# WHAT YOU WILL DO:
Repeat the lines that follow, leaving nothing out.

# INFORMATION PROVIDED:
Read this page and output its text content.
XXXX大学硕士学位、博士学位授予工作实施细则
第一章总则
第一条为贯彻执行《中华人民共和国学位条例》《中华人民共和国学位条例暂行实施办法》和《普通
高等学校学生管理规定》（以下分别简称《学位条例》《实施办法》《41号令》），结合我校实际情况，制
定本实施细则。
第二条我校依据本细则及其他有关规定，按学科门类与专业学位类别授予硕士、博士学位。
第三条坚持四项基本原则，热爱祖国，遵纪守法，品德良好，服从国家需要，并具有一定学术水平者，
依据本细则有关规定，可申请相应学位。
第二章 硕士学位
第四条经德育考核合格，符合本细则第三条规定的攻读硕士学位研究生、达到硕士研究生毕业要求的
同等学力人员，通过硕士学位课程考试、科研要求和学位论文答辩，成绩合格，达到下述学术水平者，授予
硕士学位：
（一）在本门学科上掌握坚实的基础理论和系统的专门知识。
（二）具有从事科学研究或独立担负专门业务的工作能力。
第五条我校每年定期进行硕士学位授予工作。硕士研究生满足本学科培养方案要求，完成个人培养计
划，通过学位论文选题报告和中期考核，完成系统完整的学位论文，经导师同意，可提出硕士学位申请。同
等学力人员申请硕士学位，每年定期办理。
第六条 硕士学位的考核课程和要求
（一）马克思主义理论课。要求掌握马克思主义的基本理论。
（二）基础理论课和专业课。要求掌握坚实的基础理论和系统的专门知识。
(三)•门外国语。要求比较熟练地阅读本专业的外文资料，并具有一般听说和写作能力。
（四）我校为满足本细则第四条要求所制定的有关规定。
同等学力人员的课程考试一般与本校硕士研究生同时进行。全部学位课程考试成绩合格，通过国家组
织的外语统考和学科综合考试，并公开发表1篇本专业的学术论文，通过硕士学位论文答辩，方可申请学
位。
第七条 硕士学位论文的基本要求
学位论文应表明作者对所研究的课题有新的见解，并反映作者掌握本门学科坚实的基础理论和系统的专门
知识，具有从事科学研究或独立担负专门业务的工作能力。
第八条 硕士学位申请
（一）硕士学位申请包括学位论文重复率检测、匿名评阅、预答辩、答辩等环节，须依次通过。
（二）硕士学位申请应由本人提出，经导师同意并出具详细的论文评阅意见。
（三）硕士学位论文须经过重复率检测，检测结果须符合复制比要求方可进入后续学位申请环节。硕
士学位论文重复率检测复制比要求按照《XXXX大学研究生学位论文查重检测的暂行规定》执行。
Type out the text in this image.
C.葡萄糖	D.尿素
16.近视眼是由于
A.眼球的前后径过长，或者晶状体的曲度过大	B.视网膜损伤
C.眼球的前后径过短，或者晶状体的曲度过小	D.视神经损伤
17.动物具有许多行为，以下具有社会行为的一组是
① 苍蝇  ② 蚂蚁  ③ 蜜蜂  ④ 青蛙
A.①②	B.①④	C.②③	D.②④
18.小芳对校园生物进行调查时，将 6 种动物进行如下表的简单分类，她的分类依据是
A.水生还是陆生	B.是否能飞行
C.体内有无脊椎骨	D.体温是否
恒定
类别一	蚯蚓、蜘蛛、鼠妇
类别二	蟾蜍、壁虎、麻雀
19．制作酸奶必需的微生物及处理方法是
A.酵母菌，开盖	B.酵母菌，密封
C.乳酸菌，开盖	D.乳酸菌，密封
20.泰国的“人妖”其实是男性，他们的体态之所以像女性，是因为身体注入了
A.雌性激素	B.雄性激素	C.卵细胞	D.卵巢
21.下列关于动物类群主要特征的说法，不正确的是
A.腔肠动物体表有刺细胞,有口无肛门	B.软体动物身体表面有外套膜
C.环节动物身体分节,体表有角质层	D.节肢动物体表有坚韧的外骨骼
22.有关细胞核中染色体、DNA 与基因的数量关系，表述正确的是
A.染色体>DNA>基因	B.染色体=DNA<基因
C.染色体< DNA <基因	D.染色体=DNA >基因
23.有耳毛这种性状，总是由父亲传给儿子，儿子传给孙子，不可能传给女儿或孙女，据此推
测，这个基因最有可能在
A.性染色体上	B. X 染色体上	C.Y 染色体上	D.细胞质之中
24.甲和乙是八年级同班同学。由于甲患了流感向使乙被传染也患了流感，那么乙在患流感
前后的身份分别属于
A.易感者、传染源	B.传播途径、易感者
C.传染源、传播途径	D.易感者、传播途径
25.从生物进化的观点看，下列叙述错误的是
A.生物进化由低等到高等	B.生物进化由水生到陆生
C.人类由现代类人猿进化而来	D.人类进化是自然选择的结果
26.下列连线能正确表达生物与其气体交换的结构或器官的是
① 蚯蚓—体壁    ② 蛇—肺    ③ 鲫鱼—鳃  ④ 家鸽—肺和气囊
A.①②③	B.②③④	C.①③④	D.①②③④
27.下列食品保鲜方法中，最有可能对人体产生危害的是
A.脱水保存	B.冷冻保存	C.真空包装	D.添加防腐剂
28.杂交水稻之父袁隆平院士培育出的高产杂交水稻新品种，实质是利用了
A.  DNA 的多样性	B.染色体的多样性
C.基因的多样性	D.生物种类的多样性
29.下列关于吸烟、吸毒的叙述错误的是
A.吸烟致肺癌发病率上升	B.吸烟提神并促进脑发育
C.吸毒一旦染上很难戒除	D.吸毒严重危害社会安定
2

# TASK RESULT:
Read this page and output its text content.
XXXX大学硕士学位、博士学位授予工作实施细则
第一章总则
第一条为贯彻执行《中华人民共和国学位条例》《中华人民共和国学位条例暂行实施办法》和《普通
高等学校学生管理规定》（以下分别简称《学位条例》《实施办法》《41号令》），结合我校实际情况，制
定本实施细则。
第二条我校依据本细则及其他有关规定，按学科门类与专业学位类别授予硕士、博士学位。
第三条坚持四项基本原则，热爱祖国，遵纪守法，品德良好，服从国家需要，并具有一定学术水平者，
依据本细则有关规定，可申请相应学位。
第二章 硕士学位
第四条经德育考核合格，符合本细则第三条规定的攻读硕士学位研究生、达到硕士研究生毕业要求的
同等学力人员，通过硕士学位课程考试、科研要求和学位论文答辩，成绩合格，达到下述学术水平者，授予
硕士学位：
（一）在本门学科上掌握坚实的基础理论和系统的专门知识。
（二）具有从事科学研究或独立担负专门业务的工作能力。
第五条我校每年定期进行硕士学位授予工作。硕士研究生满足本学科培养方案要求，完成个人培养计
划，通过学位论文选题报告和中期考核，完成系统完整的学位论文，经导师同意，可提出硕士学位申请。同
等学力人员申请硕士学位，每年定期办理。
第六条 硕士学位的考核课程和要求
（一）马克思主义理论课。要求掌握马克思主义的基本理论。
（二）基础理论课和专业课。要求掌握坚实的基础理论和系统的专门知识。
(三)•门外国语。要求比较熟练地阅读本专业的外文资料，并具有一般听说和写作能力。
（四）我校为满足本细则第四条要求所制定的有关规定。
同等学力人员的课程考试一般与本校硕士研究生同时进行。全部学位课程考试成绩合格，通过国家组
织的外语统考和学科综合考试，并公开发表1篇本专业的学术论文，通过硕士学位论文答辩，方可申请学
位。
第七条 硕士学位论文的基本要求
学位论文应表明作者对所研究的课题有新的见解，并反映作者掌握本门学科坚实的基础理论和系统的专门
知识，具有从事科学研究或独立担负专门业务的工作能力。
第八条 硕士学位申请
（一）硕士学位申请包括学位论文重复率检测、匿名评阅、预答辩、答辩等环节，须依次通过。
（二）硕士学位申请应由本人提出，经导师同意并出具详细的论文评阅意见。
（三）硕士学位论文须经过重复率检测，检测结果须符合复制比要求方可进入后续学位申请环节。硕
士学位论文重复率检测复制比要求按照《XXXX大学研究生学位论文查重检测的暂行规定》执行。
Type out the text in this image.
C.葡萄糖	D.尿素
16.近视眼是由于
A.眼球的前后径过长，或者晶状体的曲度过大	B.视网膜损伤
C.眼球的前后径过短，或者晶状体的曲度过小	D.视神经损伤
17.动物具有许多行为，以下具有社会行为的一组是
① 苍蝇  ② 蚂蚁  ③ 蜜蜂  ④ 青蛙
A.①②	B.①④	C.②③	D.②④
18.小芳对校园生物进行调查时，将 6 种动物进行如下表的简单分类，她的分类依据是
A.水生还是陆生	B.是否能飞行
C.体内有无脊椎骨	D.体温是否
恒定
类别一	蚯蚓、蜘蛛、鼠妇
类别二	蟾蜍、壁虎、麻雀
19．制作酸奶必需的微生物及处理方法是
A.酵母菌，开盖	B.酵母菌，密封
C.乳酸菌，开盖	D.乳酸菌，密封
20.泰国的“人妖”其实是男性，他们的体态之所以像女性，是因为身体注入了
A.雌性激素	B.雄性激素	C.卵细胞	D.卵巢
21.下列关于动物类群主要特征的说法，不正确的是
A.腔肠动物体表有刺细胞,有口无肛门	B.软体动物身体表面有外套膜
C.环节动物身体分节,体表有角质层	D.节肢动物体表有坚韧的外骨骼
22.有关细胞核中染色体、DNA 与基因的数量关系，表述正确的是
A.染色体>DNA>基因	B.染色体=DNA<基因
C.染色体< DNA <基因	D.染色体=DNA >基因
23.有耳毛这种性状，总是由父亲传给儿子，儿子传给孙子，不可能传给女儿或孙女，据此推
测，这个基因最有可能在
A.性染色体上	B. X 染色体上	C.Y 染色体上	D.细胞质之中
24.甲和乙是八年级同班同学。由于甲患了流感向使乙被传染也患了流感，那么乙在患流感
前后的身份分别属于
A.易感者、传染源	B.传播途径、易感者
C.传染源、传播途径	D.易感者、传播途径
25.从生物进化的观点看，下列叙述错误的是
A.生物进化由低等到高等	B.生物进化由水生到陆生
C.人类由现代类人猿进化而来	D.人类进化是自然选择的结果
26.下列连线能正确表达生物与其气体交换的结构或器官的是
① 蚯蚓—体壁    ② 蛇—肺    ③ 鲫鱼—鳃  ④ 家鸽—肺和气囊
A.①②③	B.②③④	C.①③④	D.①②③④
27.下列食品保鲜方法中，最有可能对人体产生危害的是
A.脱水保存	B.冷冻保存	C.真空包装	D.添加防腐剂
28.杂交水稻之父袁隆平院士培育出的高产杂交水稻新品种，实质是利用了
A.  DNA 的多样性	B.染色体的多样性
C.基因的多样性	D.生物种类的多样性
29.下列关于吸烟、吸毒的叙述错误的是
A.吸烟致肺癌发病率上升	B.吸烟提神并促进脑发育
C.吸毒一旦染上很难戒除	D.吸毒严重危害社会安定
2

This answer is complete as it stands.